Identify and copy all lines of the material where the string "name" is found.
— start of DATASET RECORDS —
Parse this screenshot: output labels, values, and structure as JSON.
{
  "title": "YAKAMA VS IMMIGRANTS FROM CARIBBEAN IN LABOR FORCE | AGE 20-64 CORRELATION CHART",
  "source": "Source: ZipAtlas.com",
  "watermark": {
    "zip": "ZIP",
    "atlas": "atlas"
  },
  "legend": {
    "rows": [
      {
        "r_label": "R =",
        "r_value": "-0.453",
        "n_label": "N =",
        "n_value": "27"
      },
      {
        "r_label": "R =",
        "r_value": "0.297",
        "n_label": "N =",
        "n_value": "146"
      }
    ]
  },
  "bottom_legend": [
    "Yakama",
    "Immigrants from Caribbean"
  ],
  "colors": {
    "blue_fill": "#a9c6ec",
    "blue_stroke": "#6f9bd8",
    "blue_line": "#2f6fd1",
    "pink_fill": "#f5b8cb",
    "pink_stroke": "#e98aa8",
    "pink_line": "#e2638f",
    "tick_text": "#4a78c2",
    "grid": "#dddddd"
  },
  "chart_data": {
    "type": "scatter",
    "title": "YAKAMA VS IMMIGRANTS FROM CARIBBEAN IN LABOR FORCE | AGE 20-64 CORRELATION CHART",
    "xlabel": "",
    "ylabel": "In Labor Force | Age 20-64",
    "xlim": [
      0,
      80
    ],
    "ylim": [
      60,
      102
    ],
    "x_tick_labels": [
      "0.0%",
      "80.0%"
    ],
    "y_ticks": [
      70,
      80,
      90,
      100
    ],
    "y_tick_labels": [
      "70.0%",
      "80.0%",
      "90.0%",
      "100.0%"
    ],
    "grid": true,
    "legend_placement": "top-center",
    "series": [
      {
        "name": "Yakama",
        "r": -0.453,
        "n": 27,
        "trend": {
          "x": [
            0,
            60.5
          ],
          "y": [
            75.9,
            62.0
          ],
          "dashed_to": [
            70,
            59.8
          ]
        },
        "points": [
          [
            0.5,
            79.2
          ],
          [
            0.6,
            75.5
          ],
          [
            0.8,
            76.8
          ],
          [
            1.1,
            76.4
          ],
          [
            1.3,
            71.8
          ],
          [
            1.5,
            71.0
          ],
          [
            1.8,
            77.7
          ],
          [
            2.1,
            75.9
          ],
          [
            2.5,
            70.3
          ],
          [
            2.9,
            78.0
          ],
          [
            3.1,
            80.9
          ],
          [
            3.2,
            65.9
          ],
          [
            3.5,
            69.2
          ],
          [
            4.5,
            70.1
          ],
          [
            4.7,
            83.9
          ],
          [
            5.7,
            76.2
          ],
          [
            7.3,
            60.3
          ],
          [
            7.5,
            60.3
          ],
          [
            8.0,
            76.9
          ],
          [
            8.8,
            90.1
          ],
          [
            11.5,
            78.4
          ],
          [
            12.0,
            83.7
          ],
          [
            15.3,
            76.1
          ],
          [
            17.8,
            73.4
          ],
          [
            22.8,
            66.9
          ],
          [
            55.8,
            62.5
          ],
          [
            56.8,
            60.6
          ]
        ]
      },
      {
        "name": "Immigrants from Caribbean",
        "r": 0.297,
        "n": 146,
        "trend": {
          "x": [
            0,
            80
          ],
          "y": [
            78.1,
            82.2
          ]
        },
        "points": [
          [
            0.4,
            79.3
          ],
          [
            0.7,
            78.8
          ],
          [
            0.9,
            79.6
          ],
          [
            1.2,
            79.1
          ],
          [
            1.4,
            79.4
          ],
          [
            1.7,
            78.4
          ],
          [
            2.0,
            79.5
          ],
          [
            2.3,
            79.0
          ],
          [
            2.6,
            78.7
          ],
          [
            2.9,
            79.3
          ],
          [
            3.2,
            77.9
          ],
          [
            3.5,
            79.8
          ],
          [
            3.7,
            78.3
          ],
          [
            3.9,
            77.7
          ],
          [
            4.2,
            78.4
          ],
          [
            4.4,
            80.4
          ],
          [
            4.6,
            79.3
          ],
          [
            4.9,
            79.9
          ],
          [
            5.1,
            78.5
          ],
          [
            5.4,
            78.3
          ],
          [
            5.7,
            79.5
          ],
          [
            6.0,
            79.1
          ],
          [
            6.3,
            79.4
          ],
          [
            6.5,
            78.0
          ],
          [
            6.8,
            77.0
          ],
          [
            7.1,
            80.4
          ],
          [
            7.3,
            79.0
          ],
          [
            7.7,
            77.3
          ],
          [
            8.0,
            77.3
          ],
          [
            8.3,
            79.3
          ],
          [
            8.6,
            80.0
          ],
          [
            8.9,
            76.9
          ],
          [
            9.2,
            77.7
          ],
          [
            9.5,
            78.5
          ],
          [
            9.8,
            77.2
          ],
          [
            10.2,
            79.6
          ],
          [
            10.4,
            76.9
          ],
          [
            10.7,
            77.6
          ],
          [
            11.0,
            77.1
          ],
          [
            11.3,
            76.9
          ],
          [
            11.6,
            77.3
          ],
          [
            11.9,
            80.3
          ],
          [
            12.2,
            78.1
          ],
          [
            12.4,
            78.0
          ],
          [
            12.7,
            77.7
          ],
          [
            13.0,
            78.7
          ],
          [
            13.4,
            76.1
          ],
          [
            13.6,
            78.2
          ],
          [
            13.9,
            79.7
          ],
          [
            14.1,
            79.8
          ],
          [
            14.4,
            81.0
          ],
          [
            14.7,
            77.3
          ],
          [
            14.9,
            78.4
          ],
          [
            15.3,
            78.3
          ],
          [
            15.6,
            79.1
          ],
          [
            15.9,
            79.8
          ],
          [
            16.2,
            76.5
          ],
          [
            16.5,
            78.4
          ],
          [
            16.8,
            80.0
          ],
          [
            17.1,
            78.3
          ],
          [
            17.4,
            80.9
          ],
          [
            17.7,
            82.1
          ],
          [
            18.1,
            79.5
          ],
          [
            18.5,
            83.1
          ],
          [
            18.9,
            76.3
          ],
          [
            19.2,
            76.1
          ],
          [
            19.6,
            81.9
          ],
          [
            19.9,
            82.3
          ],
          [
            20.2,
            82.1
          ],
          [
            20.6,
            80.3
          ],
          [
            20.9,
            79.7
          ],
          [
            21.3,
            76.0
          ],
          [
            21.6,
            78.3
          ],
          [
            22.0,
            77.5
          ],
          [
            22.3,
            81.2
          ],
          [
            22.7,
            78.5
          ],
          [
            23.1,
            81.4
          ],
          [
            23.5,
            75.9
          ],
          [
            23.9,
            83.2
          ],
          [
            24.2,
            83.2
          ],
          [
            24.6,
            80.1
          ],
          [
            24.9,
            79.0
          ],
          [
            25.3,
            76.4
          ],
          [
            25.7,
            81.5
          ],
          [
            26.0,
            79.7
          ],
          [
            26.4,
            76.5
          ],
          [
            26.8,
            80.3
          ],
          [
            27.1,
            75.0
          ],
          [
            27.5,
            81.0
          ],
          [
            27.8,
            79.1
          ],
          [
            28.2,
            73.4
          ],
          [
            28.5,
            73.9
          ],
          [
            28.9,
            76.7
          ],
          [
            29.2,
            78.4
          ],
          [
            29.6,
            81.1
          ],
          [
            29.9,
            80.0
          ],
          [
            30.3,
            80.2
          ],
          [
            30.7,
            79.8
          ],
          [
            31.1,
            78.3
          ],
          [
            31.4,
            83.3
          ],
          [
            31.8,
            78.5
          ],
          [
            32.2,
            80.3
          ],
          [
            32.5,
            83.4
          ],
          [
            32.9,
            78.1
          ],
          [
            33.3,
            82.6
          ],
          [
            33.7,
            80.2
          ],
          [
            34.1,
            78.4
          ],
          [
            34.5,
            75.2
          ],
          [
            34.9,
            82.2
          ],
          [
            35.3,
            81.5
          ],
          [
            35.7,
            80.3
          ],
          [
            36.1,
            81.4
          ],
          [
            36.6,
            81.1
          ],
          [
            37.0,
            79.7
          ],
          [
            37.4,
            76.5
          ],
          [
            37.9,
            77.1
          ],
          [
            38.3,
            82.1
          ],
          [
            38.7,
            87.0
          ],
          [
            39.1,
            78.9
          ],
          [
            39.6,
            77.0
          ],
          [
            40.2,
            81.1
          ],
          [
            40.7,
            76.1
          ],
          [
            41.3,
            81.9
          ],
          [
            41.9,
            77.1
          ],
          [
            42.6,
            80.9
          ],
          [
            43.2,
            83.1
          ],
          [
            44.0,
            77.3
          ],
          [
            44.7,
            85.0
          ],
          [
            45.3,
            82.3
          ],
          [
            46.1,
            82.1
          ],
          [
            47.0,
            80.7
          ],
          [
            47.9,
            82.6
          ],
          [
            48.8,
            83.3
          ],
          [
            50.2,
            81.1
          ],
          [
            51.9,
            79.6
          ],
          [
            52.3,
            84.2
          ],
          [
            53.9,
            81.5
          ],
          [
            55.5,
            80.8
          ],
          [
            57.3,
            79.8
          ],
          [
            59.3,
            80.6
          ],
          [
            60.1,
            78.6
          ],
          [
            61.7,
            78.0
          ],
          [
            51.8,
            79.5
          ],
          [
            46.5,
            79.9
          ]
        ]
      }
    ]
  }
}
— end of DATASET RECORDS —
RESPONSE TO THE EXERCISE ▸
        "name": "Yakama",
        "name": "Immigrants from Caribbean",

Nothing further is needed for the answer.